-- PROBLEM TO SOLVE --
Copy the records below exactly, omitting any pictures they contain.

-- RECORDS FOR THE TASK --
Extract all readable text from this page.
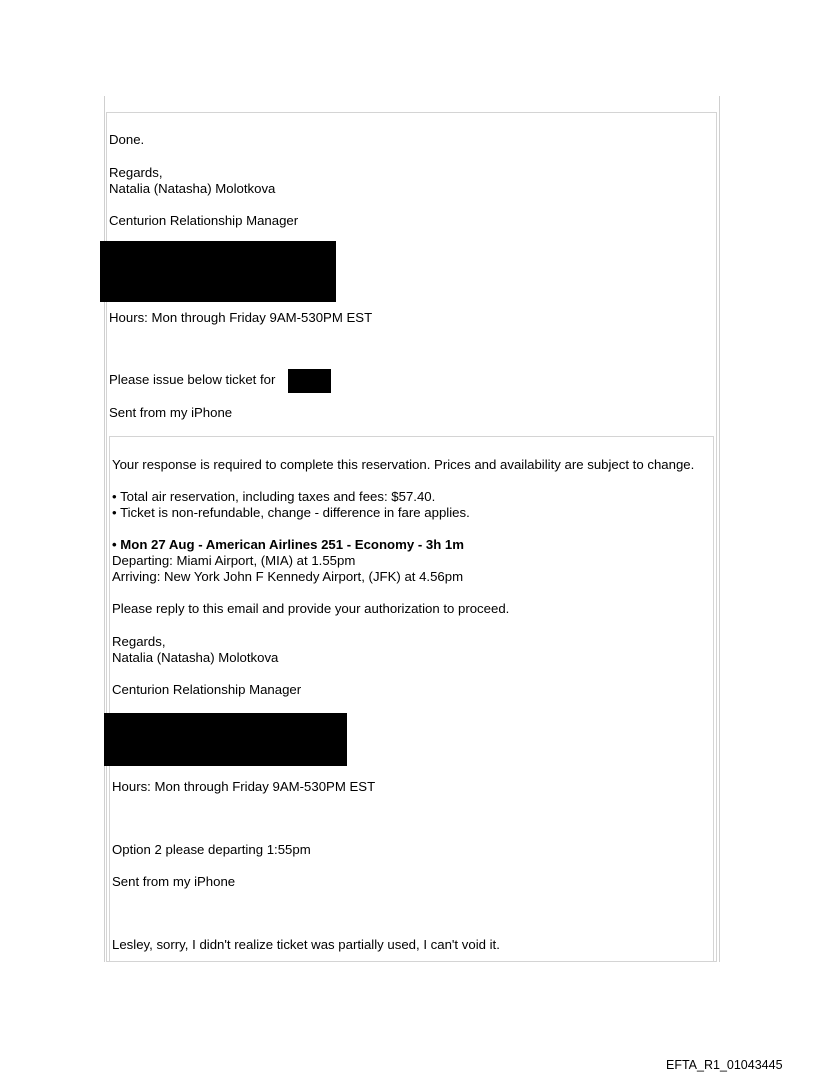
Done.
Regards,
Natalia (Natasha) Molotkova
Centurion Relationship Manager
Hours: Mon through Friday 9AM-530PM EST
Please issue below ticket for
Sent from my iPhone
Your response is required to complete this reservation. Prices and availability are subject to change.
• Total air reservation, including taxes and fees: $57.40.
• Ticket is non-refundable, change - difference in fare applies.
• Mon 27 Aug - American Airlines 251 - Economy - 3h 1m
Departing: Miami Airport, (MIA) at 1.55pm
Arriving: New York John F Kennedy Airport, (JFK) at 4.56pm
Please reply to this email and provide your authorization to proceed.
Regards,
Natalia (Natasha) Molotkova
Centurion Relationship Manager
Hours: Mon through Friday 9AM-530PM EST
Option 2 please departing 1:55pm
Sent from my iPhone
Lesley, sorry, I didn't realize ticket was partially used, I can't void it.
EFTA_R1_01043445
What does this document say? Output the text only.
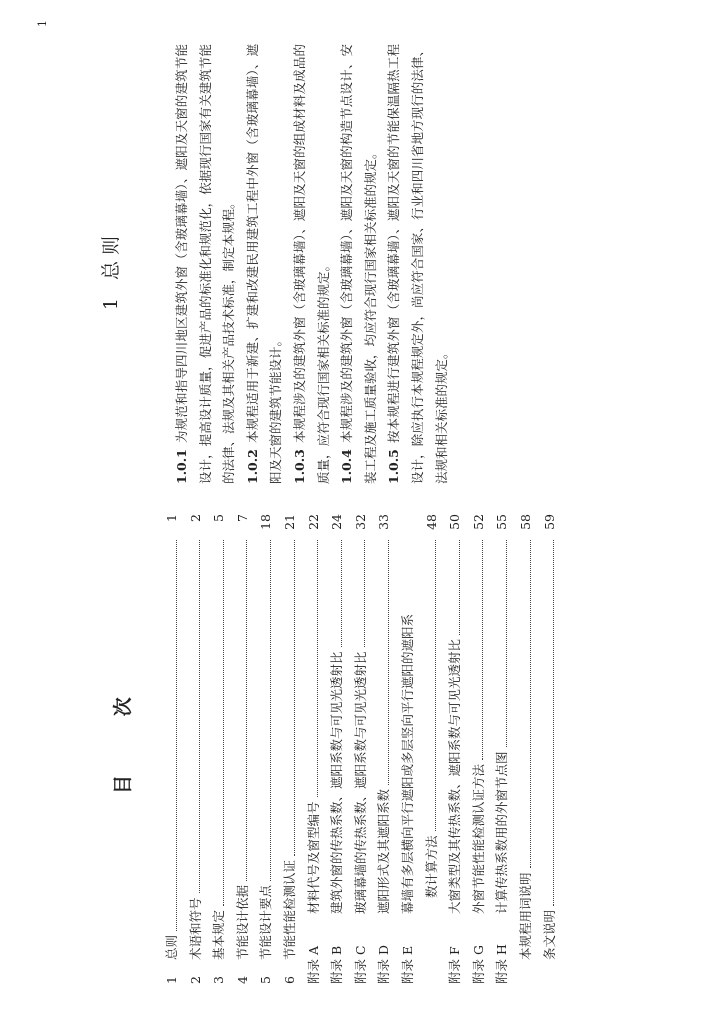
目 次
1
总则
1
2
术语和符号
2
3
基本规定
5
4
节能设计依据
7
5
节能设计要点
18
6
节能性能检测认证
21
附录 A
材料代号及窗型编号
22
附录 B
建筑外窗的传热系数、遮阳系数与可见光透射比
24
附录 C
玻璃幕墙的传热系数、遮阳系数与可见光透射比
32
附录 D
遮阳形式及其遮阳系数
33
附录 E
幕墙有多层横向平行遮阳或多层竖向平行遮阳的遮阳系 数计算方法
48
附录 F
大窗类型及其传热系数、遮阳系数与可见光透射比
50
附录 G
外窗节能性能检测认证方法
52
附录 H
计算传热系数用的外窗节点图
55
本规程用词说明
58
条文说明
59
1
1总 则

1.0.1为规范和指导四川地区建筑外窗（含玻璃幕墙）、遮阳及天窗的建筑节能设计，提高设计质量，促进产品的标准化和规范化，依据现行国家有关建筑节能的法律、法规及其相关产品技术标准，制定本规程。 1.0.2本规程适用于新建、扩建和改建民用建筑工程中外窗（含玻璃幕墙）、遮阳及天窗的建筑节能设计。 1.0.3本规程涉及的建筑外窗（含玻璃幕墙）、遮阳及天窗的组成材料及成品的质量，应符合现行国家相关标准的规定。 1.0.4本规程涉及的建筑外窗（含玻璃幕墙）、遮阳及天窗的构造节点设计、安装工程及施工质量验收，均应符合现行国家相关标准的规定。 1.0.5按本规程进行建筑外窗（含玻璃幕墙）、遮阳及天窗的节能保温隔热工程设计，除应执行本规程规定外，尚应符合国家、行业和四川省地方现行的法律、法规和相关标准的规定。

-- FINAL RESULT --
Extract all readable text from this page.
Done.
Regards,
Natalia (Natasha) Molotkova
Centurion Relationship Manager
Hours: Mon through Friday 9AM-530PM EST
Please issue below ticket for
Sent from my iPhone
Your response is required to complete this reservation. Prices and availability are subject to change.
• Total air reservation, including taxes and fees: $57.40.
• Ticket is non-refundable, change - difference in fare applies.
• Mon 27 Aug - American Airlines 251 - Economy - 3h 1m
Departing: Miami Airport, (MIA) at 1.55pm
Arriving: New York John F Kennedy Airport, (JFK) at 4.56pm
Please reply to this email and provide your authorization to proceed.
Regards,
Natalia (Natasha) Molotkova
Centurion Relationship Manager
Hours: Mon through Friday 9AM-530PM EST
Option 2 please departing 1:55pm
Sent from my iPhone
Lesley, sorry, I didn't realize ticket was partially used, I can't void it.
EFTA_R1_01043445
What does this document say? Output the text only.
目 次
1
总则
1
2
术语和符号
2
3
基本规定
5
4
节能设计依据
7
5
节能设计要点
18
6
节能性能检测认证
21
附录 A
材料代号及窗型编号
22
附录 B
建筑外窗的传热系数、遮阳系数与可见光透射比
24
附录 C
玻璃幕墙的传热系数、遮阳系数与可见光透射比
32
附录 D
遮阳形式及其遮阳系数
33
附录 E
幕墙有多层横向平行遮阳或多层竖向平行遮阳的遮阳系 数计算方法
48
附录 F
大窗类型及其传热系数、遮阳系数与可见光透射比
50
附录 G
外窗节能性能检测认证方法
52
附录 H
计算传热系数用的外窗节点图
55
本规程用词说明
58
条文说明
59
1
1总 则

1.0.1为规范和指导四川地区建筑外窗（含玻璃幕墙）、遮阳及天窗的建筑节能设计，提高设计质量，促进产品的标准化和规范化，依据现行国家有关建筑节能的法律、法规及其相关产品技术标准，制定本规程。 1.0.2本规程适用于新建、扩建和改建民用建筑工程中外窗（含玻璃幕墙）、遮阳及天窗的建筑节能设计。 1.0.3本规程涉及的建筑外窗（含玻璃幕墙）、遮阳及天窗的组成材料及成品的质量，应符合现行国家相关标准的规定。 1.0.4本规程涉及的建筑外窗（含玻璃幕墙）、遮阳及天窗的构造节点设计、安装工程及施工质量验收，均应符合现行国家相关标准的规定。 1.0.5按本规程进行建筑外窗（含玻璃幕墙）、遮阳及天窗的节能保温隔热工程设计，除应执行本规程规定外，尚应符合国家、行业和四川省地方现行的法律、法规和相关标准的规定。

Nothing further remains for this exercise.